Select lines where the word "ярлык" appears.

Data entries
%%

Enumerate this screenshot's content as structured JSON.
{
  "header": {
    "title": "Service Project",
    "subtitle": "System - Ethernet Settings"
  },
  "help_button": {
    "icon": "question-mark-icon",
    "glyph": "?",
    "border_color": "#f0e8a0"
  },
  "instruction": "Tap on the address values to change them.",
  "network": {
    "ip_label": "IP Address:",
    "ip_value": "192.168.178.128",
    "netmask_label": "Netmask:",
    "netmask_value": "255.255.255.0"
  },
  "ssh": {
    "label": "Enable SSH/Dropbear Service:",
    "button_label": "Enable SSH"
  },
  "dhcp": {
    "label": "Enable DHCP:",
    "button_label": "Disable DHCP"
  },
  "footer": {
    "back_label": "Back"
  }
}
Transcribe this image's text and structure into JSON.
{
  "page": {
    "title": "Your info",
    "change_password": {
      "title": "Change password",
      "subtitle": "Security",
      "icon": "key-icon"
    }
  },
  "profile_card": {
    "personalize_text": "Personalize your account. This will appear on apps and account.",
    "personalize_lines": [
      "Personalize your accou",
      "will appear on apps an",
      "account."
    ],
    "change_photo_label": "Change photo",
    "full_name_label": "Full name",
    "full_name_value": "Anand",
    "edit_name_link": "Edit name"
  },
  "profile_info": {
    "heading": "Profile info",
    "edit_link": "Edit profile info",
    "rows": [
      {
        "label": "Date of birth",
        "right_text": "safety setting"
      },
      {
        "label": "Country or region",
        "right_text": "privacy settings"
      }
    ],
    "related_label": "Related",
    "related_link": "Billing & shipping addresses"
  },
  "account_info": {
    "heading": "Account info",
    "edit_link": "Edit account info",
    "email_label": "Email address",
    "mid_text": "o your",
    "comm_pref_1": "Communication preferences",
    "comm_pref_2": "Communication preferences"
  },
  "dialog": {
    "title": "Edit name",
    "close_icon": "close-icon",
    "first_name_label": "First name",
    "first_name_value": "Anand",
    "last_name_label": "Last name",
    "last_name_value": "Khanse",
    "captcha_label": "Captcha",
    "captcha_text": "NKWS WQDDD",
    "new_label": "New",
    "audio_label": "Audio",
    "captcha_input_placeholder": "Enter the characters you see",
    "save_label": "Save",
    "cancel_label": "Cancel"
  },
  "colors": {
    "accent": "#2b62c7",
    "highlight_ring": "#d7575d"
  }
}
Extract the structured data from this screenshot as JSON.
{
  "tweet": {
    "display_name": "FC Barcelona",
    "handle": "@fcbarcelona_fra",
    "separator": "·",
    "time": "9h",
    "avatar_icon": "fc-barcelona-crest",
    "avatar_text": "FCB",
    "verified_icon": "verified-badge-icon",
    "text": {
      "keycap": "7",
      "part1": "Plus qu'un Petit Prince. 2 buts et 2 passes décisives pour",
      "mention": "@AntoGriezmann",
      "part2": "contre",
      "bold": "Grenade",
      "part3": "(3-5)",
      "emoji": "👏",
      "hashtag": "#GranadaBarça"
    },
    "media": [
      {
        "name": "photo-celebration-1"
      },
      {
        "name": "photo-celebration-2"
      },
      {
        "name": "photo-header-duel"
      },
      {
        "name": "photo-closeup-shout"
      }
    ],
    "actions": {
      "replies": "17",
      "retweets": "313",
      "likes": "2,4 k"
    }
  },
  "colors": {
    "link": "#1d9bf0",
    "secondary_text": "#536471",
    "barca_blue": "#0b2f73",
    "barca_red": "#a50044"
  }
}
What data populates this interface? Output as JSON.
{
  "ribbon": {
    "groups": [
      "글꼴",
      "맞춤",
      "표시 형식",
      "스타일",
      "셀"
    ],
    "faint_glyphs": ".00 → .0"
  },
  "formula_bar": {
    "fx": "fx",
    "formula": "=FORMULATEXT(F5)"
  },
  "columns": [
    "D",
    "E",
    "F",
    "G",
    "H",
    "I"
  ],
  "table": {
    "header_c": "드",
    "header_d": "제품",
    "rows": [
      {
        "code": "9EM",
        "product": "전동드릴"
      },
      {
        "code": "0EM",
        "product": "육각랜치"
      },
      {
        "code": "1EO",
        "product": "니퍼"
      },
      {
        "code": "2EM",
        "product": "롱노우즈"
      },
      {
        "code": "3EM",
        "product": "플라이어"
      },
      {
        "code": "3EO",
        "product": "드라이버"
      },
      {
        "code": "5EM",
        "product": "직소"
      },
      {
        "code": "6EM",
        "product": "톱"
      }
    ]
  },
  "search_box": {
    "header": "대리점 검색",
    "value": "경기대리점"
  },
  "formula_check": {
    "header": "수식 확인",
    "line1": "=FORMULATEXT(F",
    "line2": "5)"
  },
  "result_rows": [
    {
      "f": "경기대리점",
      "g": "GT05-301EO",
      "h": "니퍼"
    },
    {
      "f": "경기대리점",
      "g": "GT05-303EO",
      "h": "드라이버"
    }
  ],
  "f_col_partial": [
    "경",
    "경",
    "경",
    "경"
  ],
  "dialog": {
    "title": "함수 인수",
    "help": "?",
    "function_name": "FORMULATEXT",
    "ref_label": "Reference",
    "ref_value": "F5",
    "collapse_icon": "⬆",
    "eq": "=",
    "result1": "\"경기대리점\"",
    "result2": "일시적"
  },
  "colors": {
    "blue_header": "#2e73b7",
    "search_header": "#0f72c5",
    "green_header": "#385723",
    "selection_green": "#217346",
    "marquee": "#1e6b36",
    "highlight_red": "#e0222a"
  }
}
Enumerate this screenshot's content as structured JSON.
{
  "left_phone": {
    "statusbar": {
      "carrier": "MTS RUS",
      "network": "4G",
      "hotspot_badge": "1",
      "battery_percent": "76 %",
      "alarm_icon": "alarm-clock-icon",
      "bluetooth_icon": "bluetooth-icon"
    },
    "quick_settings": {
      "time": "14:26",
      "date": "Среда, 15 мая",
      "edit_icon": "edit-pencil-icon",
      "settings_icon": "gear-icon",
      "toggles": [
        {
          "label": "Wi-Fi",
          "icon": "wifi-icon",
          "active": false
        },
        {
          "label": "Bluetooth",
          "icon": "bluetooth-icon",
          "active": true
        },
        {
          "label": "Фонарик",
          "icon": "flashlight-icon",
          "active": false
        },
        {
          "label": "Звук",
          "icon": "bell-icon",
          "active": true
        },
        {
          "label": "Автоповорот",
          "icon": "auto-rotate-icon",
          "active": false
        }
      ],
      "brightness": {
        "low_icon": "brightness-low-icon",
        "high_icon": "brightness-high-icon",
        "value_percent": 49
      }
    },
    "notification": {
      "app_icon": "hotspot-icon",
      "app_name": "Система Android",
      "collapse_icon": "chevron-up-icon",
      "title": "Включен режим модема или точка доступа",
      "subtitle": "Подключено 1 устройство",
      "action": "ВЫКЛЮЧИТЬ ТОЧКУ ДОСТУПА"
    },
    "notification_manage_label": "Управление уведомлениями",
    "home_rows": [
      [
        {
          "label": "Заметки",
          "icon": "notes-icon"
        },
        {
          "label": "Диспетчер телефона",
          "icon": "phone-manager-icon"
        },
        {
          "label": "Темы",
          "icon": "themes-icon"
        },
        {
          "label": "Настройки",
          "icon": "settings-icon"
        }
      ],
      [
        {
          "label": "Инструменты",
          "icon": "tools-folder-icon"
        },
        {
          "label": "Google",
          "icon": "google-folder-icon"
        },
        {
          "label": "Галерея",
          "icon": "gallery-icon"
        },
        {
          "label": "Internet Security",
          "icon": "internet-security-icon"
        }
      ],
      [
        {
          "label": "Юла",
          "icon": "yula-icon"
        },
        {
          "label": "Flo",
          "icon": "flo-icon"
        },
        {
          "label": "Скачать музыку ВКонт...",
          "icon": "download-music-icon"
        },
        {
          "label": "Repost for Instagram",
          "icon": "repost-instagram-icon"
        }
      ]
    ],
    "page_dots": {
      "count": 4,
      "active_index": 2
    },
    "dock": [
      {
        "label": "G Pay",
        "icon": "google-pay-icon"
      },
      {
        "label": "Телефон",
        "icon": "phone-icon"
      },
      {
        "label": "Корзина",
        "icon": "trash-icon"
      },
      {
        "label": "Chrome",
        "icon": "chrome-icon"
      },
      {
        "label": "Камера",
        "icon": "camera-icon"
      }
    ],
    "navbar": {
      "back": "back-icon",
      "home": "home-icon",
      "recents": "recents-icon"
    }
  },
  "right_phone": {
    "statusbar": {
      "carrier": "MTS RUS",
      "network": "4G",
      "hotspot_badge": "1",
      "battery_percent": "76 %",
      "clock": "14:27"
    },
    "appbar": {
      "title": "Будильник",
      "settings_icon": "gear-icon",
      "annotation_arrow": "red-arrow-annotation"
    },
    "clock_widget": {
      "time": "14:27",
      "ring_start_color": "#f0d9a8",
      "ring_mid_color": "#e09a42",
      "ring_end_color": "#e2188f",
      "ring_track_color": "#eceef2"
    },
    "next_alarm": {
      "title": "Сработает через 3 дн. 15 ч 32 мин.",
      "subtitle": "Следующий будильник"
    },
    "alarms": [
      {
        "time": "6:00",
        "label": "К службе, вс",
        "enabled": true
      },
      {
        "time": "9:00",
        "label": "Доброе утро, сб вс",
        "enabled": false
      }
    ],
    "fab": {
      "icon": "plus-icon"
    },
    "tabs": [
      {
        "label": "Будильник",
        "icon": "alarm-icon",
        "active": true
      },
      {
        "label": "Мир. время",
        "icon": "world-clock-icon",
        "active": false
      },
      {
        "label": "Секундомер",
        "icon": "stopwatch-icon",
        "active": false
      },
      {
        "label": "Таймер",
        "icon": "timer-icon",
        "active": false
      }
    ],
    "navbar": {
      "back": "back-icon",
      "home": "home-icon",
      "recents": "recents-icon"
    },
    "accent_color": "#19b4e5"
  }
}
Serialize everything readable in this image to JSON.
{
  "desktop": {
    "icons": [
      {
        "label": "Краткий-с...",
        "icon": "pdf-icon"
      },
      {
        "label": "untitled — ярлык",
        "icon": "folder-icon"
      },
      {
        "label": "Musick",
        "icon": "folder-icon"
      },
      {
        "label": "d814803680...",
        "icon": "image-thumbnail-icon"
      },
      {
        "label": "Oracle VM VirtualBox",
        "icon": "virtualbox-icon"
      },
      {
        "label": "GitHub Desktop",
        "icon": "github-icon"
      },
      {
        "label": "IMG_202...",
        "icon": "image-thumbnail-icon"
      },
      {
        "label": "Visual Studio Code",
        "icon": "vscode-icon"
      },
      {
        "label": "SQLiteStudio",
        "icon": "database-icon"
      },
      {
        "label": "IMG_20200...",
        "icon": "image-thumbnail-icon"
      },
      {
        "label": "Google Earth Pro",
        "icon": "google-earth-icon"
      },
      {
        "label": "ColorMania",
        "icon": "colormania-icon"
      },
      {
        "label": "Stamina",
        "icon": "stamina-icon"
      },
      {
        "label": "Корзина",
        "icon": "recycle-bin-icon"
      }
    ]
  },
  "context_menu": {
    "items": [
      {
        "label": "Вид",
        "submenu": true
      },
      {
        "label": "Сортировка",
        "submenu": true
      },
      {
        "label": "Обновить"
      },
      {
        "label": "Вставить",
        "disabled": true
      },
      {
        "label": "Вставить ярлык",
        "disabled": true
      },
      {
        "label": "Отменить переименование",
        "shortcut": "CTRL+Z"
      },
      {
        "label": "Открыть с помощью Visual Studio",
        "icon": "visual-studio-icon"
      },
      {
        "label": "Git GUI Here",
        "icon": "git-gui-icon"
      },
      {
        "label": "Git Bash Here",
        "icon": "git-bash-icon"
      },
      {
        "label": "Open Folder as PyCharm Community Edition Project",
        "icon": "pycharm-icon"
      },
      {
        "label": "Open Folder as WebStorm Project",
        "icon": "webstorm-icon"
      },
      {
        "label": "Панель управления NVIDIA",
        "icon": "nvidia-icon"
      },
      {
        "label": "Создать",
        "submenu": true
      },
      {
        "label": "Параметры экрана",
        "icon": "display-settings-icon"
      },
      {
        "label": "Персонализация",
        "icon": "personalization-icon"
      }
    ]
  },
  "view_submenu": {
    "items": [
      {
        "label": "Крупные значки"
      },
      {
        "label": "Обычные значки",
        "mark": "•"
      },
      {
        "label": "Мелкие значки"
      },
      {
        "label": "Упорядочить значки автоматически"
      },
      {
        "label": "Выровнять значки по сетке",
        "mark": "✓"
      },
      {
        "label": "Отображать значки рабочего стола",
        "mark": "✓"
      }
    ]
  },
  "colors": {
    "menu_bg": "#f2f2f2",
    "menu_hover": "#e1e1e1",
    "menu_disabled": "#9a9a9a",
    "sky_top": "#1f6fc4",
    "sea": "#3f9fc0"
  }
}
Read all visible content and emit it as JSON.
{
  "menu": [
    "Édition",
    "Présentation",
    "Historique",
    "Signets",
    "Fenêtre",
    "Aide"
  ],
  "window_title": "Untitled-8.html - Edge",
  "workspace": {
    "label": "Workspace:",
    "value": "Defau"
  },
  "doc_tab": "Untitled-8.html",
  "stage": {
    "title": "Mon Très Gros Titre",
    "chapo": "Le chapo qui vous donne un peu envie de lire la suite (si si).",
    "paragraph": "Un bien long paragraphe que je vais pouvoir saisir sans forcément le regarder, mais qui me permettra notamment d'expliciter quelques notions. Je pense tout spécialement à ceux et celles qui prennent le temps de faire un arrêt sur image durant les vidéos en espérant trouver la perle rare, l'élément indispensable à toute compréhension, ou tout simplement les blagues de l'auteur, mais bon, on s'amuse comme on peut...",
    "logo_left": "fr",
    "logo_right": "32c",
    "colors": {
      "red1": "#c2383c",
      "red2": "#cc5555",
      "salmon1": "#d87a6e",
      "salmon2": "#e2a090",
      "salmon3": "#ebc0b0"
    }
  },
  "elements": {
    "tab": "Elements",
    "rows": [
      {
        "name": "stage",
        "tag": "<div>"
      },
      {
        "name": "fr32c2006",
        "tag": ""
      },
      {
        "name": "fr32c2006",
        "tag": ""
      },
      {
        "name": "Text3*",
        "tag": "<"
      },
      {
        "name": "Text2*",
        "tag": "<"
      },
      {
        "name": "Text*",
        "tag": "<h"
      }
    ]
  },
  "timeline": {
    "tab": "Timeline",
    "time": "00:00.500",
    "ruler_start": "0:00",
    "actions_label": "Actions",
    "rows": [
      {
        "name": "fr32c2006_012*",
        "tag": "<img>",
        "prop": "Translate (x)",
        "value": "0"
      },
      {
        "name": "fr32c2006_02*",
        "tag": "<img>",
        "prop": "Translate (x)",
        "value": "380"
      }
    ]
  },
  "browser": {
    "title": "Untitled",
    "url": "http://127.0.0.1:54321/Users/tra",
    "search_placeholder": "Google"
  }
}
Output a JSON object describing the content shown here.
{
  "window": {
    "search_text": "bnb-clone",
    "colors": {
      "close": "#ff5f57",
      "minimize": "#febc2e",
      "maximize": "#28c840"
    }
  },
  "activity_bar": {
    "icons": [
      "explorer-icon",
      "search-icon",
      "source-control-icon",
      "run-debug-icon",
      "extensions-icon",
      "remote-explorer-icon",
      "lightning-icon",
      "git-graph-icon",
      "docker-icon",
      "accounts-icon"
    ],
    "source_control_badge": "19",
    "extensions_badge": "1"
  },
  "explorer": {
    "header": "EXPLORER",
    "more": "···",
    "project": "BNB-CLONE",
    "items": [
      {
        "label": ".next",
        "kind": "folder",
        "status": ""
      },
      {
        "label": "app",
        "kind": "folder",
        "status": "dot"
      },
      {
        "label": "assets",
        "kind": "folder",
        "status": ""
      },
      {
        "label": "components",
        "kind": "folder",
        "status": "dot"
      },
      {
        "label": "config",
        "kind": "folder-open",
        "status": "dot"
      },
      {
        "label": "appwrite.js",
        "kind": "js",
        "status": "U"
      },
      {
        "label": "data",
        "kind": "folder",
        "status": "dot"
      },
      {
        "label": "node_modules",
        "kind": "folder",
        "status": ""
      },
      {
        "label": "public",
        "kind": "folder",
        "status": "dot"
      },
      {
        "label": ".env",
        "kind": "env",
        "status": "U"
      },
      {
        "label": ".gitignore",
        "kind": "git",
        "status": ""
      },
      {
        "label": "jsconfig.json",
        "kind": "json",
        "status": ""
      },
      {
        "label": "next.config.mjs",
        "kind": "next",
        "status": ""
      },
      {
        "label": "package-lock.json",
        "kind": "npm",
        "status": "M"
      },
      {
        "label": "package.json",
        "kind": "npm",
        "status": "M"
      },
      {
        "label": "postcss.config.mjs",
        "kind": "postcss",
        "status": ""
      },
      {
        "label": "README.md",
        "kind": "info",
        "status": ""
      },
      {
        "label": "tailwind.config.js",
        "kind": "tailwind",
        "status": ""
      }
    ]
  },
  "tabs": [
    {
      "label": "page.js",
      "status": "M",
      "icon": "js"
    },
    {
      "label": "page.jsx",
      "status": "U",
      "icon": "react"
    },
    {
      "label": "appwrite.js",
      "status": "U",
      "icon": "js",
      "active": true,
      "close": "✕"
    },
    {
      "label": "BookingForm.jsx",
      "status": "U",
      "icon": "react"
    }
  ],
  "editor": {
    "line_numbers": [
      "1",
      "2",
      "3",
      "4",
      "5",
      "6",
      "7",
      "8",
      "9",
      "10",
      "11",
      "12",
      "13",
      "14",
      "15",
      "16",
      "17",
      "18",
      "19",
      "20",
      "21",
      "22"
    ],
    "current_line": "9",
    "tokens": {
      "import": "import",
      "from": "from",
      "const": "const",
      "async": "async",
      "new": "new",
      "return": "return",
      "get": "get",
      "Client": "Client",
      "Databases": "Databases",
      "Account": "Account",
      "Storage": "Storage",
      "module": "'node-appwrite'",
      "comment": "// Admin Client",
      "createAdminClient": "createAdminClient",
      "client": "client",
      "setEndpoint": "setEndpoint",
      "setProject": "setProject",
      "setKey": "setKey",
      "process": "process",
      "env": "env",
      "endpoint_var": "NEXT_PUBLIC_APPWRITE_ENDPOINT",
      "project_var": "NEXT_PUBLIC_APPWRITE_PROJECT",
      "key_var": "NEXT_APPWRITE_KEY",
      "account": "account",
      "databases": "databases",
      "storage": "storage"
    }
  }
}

%%

** ANSWER TO THIS PROBLEM **
        "label": "untitled — ярлык",
        "label": "Вставить ярлык",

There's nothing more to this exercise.